→ **Goal of the exercise**: All that is needed is every record, duplicated exactly.

→ **Data items**:
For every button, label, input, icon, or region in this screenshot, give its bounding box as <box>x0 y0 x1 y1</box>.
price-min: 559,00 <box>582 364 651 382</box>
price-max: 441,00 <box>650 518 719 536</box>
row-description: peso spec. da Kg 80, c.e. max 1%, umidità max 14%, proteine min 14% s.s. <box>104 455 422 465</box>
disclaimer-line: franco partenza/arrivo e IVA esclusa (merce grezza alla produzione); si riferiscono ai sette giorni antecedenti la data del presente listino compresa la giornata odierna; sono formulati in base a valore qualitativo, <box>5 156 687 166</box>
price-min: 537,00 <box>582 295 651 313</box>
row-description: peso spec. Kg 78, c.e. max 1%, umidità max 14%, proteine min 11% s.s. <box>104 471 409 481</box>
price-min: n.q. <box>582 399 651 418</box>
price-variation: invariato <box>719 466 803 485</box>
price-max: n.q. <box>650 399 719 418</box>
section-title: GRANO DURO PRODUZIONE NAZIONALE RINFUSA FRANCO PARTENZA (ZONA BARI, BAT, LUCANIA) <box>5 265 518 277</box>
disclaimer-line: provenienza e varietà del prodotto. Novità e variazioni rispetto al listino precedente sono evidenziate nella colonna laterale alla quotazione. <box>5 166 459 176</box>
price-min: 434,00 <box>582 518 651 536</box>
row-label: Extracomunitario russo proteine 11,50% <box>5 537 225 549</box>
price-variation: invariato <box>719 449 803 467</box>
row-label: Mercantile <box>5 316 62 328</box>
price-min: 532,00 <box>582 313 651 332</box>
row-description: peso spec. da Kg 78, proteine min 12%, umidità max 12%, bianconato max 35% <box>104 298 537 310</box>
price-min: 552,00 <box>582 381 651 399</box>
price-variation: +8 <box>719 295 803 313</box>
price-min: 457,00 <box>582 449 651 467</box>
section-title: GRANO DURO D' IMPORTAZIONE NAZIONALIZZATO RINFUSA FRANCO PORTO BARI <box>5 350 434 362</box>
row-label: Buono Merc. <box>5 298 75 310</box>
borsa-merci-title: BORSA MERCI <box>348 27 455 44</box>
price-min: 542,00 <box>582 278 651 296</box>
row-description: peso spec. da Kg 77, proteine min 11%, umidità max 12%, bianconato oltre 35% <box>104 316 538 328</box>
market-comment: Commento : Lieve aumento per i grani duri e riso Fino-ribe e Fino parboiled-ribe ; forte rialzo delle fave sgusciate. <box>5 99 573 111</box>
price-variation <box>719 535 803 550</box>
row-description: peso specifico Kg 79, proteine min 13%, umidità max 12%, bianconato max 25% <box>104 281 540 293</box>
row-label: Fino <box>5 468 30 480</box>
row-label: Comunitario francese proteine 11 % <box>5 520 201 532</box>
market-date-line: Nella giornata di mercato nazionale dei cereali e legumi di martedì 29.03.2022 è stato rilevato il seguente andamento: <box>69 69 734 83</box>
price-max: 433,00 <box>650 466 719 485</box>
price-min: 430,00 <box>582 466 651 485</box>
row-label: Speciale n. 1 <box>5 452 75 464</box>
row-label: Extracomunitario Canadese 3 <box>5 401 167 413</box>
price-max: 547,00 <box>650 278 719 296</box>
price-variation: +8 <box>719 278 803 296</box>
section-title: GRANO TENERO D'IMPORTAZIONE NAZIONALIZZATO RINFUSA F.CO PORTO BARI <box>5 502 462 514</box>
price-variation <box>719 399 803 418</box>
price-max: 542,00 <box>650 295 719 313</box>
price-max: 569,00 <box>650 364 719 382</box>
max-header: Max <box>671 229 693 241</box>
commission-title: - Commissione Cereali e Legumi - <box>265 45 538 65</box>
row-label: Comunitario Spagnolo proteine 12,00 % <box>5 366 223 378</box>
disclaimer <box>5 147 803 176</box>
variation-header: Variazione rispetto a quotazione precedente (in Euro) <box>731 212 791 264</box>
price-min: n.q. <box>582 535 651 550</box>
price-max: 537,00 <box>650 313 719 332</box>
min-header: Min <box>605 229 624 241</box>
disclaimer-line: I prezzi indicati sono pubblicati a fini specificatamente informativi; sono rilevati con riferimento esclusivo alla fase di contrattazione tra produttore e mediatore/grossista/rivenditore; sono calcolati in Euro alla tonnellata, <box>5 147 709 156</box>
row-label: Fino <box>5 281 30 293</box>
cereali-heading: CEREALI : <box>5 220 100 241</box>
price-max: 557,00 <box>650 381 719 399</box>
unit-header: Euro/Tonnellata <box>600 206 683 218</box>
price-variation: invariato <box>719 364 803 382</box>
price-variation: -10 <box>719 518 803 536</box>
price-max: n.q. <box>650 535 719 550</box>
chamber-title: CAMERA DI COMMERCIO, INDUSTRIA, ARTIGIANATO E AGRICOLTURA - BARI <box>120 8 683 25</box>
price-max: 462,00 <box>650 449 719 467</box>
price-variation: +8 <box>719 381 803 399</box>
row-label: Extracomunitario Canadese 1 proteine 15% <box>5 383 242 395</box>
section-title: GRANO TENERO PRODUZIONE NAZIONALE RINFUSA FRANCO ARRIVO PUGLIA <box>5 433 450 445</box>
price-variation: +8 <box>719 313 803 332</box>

→ **Exercise solution**:
For every button, label, input, icon, or region in this screenshot, give its bounding box as <box>x0 y0 x1 y1</box>.
price-min: 559,00 <box>582 364 651 382</box>
price-max: 441,00 <box>650 518 719 536</box>
row-description: peso spec. da Kg 80, c.e. max 1%, umidità max 14%, proteine min 14% s.s. <box>104 455 422 465</box>
disclaimer-line: franco partenza/arrivo e IVA esclusa (merce grezza alla produzione); si riferiscono ai sette giorni antecedenti la data del presente listino compresa la giornata odierna; sono formulati in base a valore qualitativo, <box>5 156 687 166</box>
price-min: 537,00 <box>582 295 651 313</box>
row-description: peso spec. Kg 78, c.e. max 1%, umidità max 14%, proteine min 11% s.s. <box>104 471 409 481</box>
price-min: n.q. <box>582 399 651 418</box>
price-variation: invariato <box>719 466 803 485</box>
price-max: n.q. <box>650 399 719 418</box>
section-title: GRANO DURO PRODUZIONE NAZIONALE RINFUSA FRANCO PARTENZA (ZONA BARI, BAT, LUCANIA) <box>5 265 518 277</box>
disclaimer-line: provenienza e varietà del prodotto. Novità e variazioni rispetto al listino precedente sono evidenziate nella colonna laterale alla quotazione. <box>5 166 459 176</box>
price-min: 434,00 <box>582 518 651 536</box>
row-label: Extracomunitario russo proteine 11,50% <box>5 537 225 549</box>
price-variation: invariato <box>719 449 803 467</box>
row-label: Mercantile <box>5 316 62 328</box>
price-min: 532,00 <box>582 313 651 332</box>
row-description: peso spec. da Kg 78, proteine min 12%, umidità max 12%, bianconato max 35% <box>104 298 537 310</box>
price-min: 552,00 <box>582 381 651 399</box>
price-variation: +8 <box>719 295 803 313</box>
price-min: 457,00 <box>582 449 651 467</box>
section-title: GRANO DURO D' IMPORTAZIONE NAZIONALIZZATO RINFUSA FRANCO PORTO BARI <box>5 350 434 362</box>
row-label: Buono Merc. <box>5 298 75 310</box>
borsa-merci-title: BORSA MERCI <box>348 27 455 44</box>
price-min: 542,00 <box>582 278 651 296</box>
row-description: peso spec. da Kg 77, proteine min 11%, umidità max 12%, bianconato oltre 35% <box>104 316 538 328</box>
market-comment: Commento : Lieve aumento per i grani duri e riso Fino-ribe e Fino parboiled-ribe ; forte rialzo delle fave sgusciate. <box>5 99 573 111</box>
price-variation <box>719 535 803 550</box>
row-description: peso specifico Kg 79, proteine min 13%, umidità max 12%, bianconato max 25% <box>104 281 540 293</box>
row-label: Fino <box>5 468 30 480</box>
row-label: Comunitario francese proteine 11 % <box>5 520 201 532</box>
market-date-line: Nella giornata di mercato nazionale dei cereali e legumi di martedì 29.03.2022 è stato rilevato il seguente andamento: <box>69 69 734 83</box>
price-max: 433,00 <box>650 466 719 485</box>
price-min: 430,00 <box>582 466 651 485</box>
row-label: Speciale n. 1 <box>5 452 75 464</box>
row-label: Extracomunitario Canadese 3 <box>5 401 167 413</box>
price-max: 547,00 <box>650 278 719 296</box>
price-variation: +8 <box>719 278 803 296</box>
section-title: GRANO TENERO D'IMPORTAZIONE NAZIONALIZZATO RINFUSA F.CO PORTO BARI <box>5 502 462 514</box>
price-variation <box>719 399 803 418</box>
price-max: 542,00 <box>650 295 719 313</box>
price-max: 569,00 <box>650 364 719 382</box>
max-header: Max <box>671 229 693 241</box>
commission-title: - Commissione Cereali e Legumi - <box>265 45 538 65</box>
row-label: Comunitario Spagnolo proteine 12,00 % <box>5 366 223 378</box>
disclaimer <box>5 147 803 176</box>
variation-header: Variazione rispetto a quotazione precedente (in Euro) <box>731 212 791 264</box>
price-min: n.q. <box>582 535 651 550</box>
price-max: 537,00 <box>650 313 719 332</box>
min-header: Min <box>605 229 624 241</box>
disclaimer-line: I prezzi indicati sono pubblicati a fini specificatamente informativi; sono rilevati con riferimento esclusivo alla fase di contrattazione tra produttore e mediatore/grossista/rivenditore; sono calcolati in Euro alla tonnellata, <box>5 147 709 156</box>
row-label: Fino <box>5 281 30 293</box>
cereali-heading: CEREALI : <box>5 220 100 241</box>
price-max: 557,00 <box>650 381 719 399</box>
unit-header: Euro/Tonnellata <box>600 206 683 218</box>
price-variation: invariato <box>719 364 803 382</box>
price-variation: -10 <box>719 518 803 536</box>
price-max: n.q. <box>650 535 719 550</box>
chamber-title: CAMERA DI COMMERCIO, INDUSTRIA, ARTIGIANATO E AGRICOLTURA - BARI <box>120 8 683 25</box>
price-max: 462,00 <box>650 449 719 467</box>
price-variation: +8 <box>719 381 803 399</box>
row-label: Extracomunitario Canadese 1 proteine 15% <box>5 383 242 395</box>
section-title: GRANO TENERO PRODUZIONE NAZIONALE RINFUSA FRANCO ARRIVO PUGLIA <box>5 433 450 445</box>
price-variation: +8 <box>719 313 803 332</box>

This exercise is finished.